* EXERCISE DIRECTIONS
Look at each line of the records and count those with "Здравствуйте" in them. Please answer with the count alone.

* PROVIDED INFORMATION

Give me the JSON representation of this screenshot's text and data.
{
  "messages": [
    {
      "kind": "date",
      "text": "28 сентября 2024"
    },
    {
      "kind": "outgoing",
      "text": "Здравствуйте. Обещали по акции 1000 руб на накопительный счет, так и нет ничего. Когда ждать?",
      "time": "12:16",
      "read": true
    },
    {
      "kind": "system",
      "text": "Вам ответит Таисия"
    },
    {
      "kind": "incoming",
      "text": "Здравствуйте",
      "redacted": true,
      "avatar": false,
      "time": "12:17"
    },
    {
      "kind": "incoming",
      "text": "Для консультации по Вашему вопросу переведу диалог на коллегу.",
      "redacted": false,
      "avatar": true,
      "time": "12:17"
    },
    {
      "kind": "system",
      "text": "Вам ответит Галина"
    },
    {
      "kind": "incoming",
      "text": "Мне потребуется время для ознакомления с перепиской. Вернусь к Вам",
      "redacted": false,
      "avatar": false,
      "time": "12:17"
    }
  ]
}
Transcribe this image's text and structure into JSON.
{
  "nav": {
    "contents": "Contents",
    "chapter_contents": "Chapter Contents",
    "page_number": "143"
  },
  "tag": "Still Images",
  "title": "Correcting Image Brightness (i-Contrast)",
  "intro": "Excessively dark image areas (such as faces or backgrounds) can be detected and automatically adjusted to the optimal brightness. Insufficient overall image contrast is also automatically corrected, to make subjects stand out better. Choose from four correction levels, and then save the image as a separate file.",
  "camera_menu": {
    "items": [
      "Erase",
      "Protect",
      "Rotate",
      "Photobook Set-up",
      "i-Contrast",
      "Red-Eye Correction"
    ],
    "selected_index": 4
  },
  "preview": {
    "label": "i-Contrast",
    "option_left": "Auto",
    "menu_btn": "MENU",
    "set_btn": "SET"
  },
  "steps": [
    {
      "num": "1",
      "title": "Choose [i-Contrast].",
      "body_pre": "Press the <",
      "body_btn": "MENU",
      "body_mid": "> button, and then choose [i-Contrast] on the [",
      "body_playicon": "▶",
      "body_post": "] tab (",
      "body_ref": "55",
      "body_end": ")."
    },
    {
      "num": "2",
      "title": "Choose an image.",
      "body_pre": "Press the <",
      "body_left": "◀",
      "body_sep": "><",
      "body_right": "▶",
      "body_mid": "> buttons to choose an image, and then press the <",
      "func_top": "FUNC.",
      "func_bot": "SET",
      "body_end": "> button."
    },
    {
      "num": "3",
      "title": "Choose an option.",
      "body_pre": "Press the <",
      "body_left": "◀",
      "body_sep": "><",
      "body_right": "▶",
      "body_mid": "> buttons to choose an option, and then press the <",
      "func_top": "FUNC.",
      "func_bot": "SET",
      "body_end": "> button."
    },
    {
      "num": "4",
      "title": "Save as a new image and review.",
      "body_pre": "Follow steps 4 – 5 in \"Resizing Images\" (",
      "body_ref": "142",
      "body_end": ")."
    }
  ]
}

* SOLUTION TO THIS EXERCISE
2